To be done — Output all records precisely as written.

Material supplied —
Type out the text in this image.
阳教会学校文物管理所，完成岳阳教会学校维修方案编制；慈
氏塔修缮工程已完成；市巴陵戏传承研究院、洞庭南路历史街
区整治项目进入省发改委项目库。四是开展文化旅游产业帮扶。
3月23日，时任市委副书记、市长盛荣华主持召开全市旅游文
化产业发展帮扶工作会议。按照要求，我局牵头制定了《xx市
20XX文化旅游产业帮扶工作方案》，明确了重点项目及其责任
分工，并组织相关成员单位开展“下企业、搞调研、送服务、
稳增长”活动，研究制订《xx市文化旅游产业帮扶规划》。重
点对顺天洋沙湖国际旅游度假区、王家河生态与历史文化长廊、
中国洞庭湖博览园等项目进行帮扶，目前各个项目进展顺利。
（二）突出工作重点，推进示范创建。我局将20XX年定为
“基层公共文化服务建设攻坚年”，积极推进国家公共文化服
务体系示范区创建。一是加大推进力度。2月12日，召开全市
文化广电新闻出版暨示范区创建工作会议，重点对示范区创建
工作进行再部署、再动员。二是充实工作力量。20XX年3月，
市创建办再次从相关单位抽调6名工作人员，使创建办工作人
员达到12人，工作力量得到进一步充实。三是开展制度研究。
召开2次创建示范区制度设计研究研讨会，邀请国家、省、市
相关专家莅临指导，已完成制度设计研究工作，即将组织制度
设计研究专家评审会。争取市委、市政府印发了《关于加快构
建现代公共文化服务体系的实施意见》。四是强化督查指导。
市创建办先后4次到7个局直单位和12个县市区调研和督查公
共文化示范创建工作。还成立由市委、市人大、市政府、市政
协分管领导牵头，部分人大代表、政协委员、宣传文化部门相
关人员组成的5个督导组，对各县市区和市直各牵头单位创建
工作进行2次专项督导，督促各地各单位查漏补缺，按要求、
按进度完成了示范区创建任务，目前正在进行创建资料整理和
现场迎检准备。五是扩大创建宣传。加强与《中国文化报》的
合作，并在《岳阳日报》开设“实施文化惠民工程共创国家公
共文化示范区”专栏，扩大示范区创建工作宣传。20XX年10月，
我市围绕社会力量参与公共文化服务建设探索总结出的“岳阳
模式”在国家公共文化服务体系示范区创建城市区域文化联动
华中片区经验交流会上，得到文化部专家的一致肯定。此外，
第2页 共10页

Exercise response —
Type out the text in this image.
阳教会学校文物管理所，完成岳阳教会学校维修方案编制；慈
氏塔修缮工程已完成；市巴陵戏传承研究院、洞庭南路历史街
区整治项目进入省发改委项目库。四是开展文化旅游产业帮扶。
3月23日，时任市委副书记、市长盛荣华主持召开全市旅游文
化产业发展帮扶工作会议。按照要求，我局牵头制定了《xx市
20XX文化旅游产业帮扶工作方案》，明确了重点项目及其责任
分工，并组织相关成员单位开展“下企业、搞调研、送服务、
稳增长”活动，研究制订《xx市文化旅游产业帮扶规划》。重
点对顺天洋沙湖国际旅游度假区、王家河生态与历史文化长廊、
中国洞庭湖博览园等项目进行帮扶，目前各个项目进展顺利。
（二）突出工作重点，推进示范创建。我局将20XX年定为
“基层公共文化服务建设攻坚年”，积极推进国家公共文化服
务体系示范区创建。一是加大推进力度。2月12日，召开全市
文化广电新闻出版暨示范区创建工作会议，重点对示范区创建
工作进行再部署、再动员。二是充实工作力量。20XX年3月，
市创建办再次从相关单位抽调6名工作人员，使创建办工作人
员达到12人，工作力量得到进一步充实。三是开展制度研究。
召开2次创建示范区制度设计研究研讨会，邀请国家、省、市
相关专家莅临指导，已完成制度设计研究工作，即将组织制度
设计研究专家评审会。争取市委、市政府印发了《关于加快构
建现代公共文化服务体系的实施意见》。四是强化督查指导。
市创建办先后4次到7个局直单位和12个县市区调研和督查公
共文化示范创建工作。还成立由市委、市人大、市政府、市政
协分管领导牵头，部分人大代表、政协委员、宣传文化部门相
关人员组成的5个督导组，对各县市区和市直各牵头单位创建
工作进行2次专项督导，督促各地各单位查漏补缺，按要求、
按进度完成了示范区创建任务，目前正在进行创建资料整理和
现场迎检准备。五是扩大创建宣传。加强与《中国文化报》的
合作，并在《岳阳日报》开设“实施文化惠民工程共创国家公
共文化示范区”专栏，扩大示范区创建工作宣传。20XX年10月，
我市围绕社会力量参与公共文化服务建设探索总结出的“岳阳
模式”在国家公共文化服务体系示范区创建城市区域文化联动
华中片区经验交流会上，得到文化部专家的一致肯定。此外，
第2页 共10页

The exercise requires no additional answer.